◆ **Supplied material**:
-*-*-
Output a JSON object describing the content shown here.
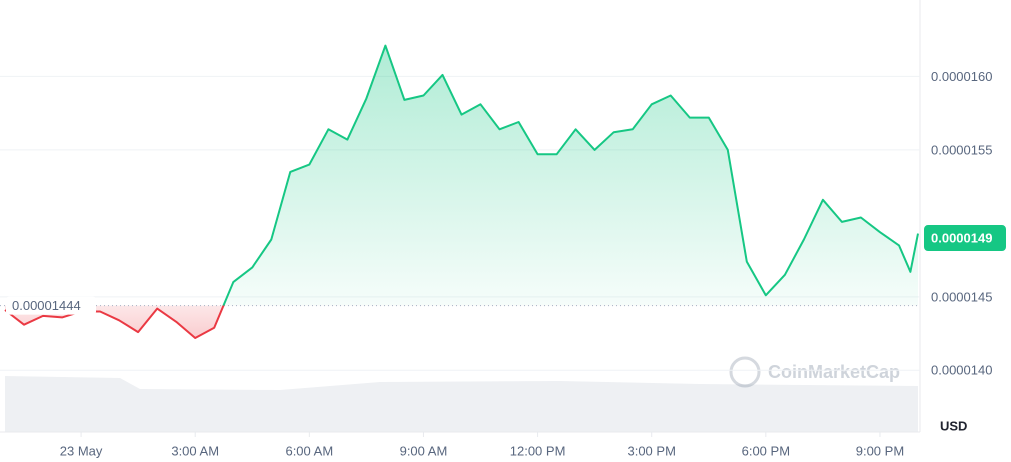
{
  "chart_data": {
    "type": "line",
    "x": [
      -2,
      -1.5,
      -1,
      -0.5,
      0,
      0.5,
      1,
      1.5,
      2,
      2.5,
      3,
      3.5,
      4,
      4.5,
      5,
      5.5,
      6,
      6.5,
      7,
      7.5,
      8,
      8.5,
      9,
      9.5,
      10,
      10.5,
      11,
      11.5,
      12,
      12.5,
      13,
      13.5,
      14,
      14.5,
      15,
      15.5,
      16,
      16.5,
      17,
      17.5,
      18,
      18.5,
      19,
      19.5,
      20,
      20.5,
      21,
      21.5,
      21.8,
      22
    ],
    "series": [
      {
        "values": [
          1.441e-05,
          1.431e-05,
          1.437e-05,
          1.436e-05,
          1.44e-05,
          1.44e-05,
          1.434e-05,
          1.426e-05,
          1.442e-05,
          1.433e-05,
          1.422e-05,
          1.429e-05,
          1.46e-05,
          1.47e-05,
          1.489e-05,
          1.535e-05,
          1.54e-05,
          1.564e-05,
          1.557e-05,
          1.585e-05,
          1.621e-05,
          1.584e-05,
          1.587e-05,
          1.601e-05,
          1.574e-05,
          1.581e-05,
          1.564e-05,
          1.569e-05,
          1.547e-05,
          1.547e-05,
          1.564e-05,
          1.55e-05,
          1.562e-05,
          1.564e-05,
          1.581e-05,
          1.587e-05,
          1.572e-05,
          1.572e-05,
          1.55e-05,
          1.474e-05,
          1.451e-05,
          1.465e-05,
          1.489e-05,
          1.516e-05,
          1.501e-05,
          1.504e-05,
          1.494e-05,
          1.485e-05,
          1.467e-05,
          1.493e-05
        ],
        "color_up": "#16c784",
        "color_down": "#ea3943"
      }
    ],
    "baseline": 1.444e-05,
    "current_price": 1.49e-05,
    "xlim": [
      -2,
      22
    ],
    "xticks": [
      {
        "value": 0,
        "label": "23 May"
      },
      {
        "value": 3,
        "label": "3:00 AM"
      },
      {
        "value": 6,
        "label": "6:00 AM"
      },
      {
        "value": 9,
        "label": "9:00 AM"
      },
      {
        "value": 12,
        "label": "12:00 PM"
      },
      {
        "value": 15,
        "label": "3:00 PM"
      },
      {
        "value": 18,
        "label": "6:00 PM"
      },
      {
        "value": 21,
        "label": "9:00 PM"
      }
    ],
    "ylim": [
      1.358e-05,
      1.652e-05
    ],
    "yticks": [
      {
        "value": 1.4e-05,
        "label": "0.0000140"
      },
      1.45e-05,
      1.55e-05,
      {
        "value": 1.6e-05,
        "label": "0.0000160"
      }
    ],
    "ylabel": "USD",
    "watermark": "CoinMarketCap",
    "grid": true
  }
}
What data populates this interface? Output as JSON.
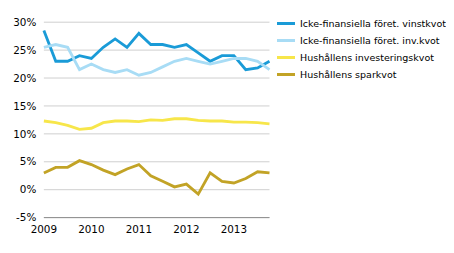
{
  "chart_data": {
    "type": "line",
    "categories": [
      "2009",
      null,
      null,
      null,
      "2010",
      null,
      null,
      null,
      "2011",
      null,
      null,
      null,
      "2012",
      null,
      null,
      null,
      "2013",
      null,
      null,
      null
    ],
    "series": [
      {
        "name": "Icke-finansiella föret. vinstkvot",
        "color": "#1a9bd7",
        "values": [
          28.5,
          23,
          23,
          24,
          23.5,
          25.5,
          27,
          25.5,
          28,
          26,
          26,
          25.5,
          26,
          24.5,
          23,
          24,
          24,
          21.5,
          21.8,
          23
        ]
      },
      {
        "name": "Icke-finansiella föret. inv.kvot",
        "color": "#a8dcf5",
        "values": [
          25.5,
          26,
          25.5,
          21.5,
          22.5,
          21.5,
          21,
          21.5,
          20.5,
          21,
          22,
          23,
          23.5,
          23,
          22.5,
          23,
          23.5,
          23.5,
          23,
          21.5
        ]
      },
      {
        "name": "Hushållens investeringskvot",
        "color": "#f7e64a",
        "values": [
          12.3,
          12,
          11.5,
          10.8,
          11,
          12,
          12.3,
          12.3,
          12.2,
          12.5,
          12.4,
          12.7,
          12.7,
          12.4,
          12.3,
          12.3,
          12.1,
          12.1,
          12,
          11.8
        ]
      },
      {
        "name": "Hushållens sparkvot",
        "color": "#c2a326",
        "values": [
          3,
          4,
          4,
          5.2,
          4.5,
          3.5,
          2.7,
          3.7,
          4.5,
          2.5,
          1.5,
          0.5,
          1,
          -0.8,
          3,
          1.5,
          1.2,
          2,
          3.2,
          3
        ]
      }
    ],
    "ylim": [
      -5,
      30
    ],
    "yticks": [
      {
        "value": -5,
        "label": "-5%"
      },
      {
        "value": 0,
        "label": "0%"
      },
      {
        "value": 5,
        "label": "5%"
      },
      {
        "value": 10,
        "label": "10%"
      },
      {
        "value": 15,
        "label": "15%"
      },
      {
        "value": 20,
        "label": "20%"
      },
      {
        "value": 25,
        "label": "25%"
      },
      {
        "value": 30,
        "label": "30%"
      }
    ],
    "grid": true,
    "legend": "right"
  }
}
-*-*-
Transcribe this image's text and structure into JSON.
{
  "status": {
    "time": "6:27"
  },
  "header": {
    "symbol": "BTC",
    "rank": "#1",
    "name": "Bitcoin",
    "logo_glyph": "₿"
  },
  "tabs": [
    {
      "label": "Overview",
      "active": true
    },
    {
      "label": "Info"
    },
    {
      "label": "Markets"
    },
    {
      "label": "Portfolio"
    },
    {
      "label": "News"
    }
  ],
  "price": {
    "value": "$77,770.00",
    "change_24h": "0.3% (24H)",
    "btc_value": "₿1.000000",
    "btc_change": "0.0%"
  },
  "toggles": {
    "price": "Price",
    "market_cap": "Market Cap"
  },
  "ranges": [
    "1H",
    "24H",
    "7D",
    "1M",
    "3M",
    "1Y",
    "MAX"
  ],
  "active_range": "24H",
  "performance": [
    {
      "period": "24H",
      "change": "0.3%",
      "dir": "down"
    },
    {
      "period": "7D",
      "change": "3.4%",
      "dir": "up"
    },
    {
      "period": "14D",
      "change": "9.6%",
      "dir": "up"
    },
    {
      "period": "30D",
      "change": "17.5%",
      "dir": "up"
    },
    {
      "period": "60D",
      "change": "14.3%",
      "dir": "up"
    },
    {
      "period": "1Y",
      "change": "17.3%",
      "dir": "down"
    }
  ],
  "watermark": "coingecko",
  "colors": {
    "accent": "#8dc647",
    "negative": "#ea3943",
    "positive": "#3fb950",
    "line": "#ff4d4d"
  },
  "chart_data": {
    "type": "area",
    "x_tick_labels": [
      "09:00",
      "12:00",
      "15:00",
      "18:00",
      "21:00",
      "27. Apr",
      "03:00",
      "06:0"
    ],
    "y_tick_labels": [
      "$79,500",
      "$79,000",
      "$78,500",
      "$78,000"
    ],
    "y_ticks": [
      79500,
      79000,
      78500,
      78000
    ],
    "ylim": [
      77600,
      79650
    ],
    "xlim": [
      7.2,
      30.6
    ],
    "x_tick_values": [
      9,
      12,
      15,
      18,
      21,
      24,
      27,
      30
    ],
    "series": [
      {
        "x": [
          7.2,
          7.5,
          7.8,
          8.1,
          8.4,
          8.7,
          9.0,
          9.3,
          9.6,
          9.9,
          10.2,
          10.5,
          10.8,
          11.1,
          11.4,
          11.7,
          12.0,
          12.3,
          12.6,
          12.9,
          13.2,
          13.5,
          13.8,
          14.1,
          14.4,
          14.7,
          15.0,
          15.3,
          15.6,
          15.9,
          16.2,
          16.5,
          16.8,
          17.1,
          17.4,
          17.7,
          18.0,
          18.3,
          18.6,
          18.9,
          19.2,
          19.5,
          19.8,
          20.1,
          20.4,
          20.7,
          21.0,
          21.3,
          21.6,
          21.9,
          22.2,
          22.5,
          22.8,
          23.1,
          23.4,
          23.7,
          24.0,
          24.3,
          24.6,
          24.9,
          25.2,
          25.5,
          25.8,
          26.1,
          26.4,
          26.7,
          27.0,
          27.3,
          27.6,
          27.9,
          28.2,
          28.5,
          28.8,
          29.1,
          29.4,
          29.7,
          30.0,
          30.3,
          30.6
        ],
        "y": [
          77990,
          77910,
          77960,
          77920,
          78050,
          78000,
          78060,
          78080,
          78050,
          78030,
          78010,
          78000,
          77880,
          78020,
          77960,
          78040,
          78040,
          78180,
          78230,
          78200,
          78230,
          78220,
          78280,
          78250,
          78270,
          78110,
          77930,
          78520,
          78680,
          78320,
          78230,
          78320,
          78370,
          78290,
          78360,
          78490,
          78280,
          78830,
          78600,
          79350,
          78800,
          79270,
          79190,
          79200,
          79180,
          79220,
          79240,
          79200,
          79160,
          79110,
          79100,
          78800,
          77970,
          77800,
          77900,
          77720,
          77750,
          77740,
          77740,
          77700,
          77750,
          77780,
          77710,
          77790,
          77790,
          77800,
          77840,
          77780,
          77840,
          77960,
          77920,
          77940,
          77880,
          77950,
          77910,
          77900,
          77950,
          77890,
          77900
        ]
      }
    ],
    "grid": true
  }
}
-*-*-
◆ **Exercise description**:
Identify each line containing the string "Icke" and copy it out.

◆ **Answer to this exercise**:
        "name": "Icke-finansiella föret. vinstkvot",
        "name": "Icke-finansiella föret. inv.kvot",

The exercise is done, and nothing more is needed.